Instructions for the task: Provide an exact reproduction of every entry.

Exercise materials:
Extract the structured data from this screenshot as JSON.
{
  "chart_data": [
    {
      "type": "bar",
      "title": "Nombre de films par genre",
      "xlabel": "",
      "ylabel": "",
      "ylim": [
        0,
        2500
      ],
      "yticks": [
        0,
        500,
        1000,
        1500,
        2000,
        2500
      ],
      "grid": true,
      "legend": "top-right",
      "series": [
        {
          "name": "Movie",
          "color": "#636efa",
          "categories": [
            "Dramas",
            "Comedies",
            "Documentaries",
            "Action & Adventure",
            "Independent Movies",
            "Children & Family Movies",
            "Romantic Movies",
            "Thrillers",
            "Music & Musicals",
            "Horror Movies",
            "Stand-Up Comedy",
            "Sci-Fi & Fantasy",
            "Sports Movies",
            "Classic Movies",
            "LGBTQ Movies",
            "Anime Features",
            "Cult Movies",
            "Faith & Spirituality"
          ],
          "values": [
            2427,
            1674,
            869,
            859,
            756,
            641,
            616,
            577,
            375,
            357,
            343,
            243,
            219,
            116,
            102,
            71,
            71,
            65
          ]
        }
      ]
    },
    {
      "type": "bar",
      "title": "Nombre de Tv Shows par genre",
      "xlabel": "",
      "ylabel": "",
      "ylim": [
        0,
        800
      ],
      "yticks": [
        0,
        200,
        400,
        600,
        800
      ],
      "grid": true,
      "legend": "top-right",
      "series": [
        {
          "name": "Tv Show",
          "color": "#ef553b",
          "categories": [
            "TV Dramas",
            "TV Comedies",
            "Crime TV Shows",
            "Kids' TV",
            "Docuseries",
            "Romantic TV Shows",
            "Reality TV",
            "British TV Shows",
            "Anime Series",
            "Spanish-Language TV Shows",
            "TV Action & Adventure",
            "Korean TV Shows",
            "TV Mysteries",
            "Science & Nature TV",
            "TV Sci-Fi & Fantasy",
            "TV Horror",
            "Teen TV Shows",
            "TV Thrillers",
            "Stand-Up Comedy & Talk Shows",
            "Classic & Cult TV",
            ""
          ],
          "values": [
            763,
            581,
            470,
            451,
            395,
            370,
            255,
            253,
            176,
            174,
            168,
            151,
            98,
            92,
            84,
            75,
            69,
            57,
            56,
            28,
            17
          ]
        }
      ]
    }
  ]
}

Result of this task:
Extract the structured data from this screenshot as JSON.
{
  "chart_data": [
    {
      "type": "bar",
      "title": "Nombre de films par genre",
      "xlabel": "",
      "ylabel": "",
      "ylim": [
        0,
        2500
      ],
      "yticks": [
        0,
        500,
        1000,
        1500,
        2000,
        2500
      ],
      "grid": true,
      "legend": "top-right",
      "series": [
        {
          "name": "Movie",
          "color": "#636efa",
          "categories": [
            "Dramas",
            "Comedies",
            "Documentaries",
            "Action & Adventure",
            "Independent Movies",
            "Children & Family Movies",
            "Romantic Movies",
            "Thrillers",
            "Music & Musicals",
            "Horror Movies",
            "Stand-Up Comedy",
            "Sci-Fi & Fantasy",
            "Sports Movies",
            "Classic Movies",
            "LGBTQ Movies",
            "Anime Features",
            "Cult Movies",
            "Faith & Spirituality"
          ],
          "values": [
            2427,
            1674,
            869,
            859,
            756,
            641,
            616,
            577,
            375,
            357,
            343,
            243,
            219,
            116,
            102,
            71,
            71,
            65
          ]
        }
      ]
    },
    {
      "type": "bar",
      "title": "Nombre de Tv Shows par genre",
      "xlabel": "",
      "ylabel": "",
      "ylim": [
        0,
        800
      ],
      "yticks": [
        0,
        200,
        400,
        600,
        800
      ],
      "grid": true,
      "legend": "top-right",
      "series": [
        {
          "name": "Tv Show",
          "color": "#ef553b",
          "categories": [
            "TV Dramas",
            "TV Comedies",
            "Crime TV Shows",
            "Kids' TV",
            "Docuseries",
            "Romantic TV Shows",
            "Reality TV",
            "British TV Shows",
            "Anime Series",
            "Spanish-Language TV Shows",
            "TV Action & Adventure",
            "Korean TV Shows",
            "TV Mysteries",
            "Science & Nature TV",
            "TV Sci-Fi & Fantasy",
            "TV Horror",
            "Teen TV Shows",
            "TV Thrillers",
            "Stand-Up Comedy & Talk Shows",
            "Classic & Cult TV",
            ""
          ],
          "values": [
            763,
            581,
            470,
            451,
            395,
            370,
            255,
            253,
            176,
            174,
            168,
            151,
            98,
            92,
            84,
            75,
            69,
            57,
            56,
            28,
            17
          ]
        }
      ]
    }
  ]
}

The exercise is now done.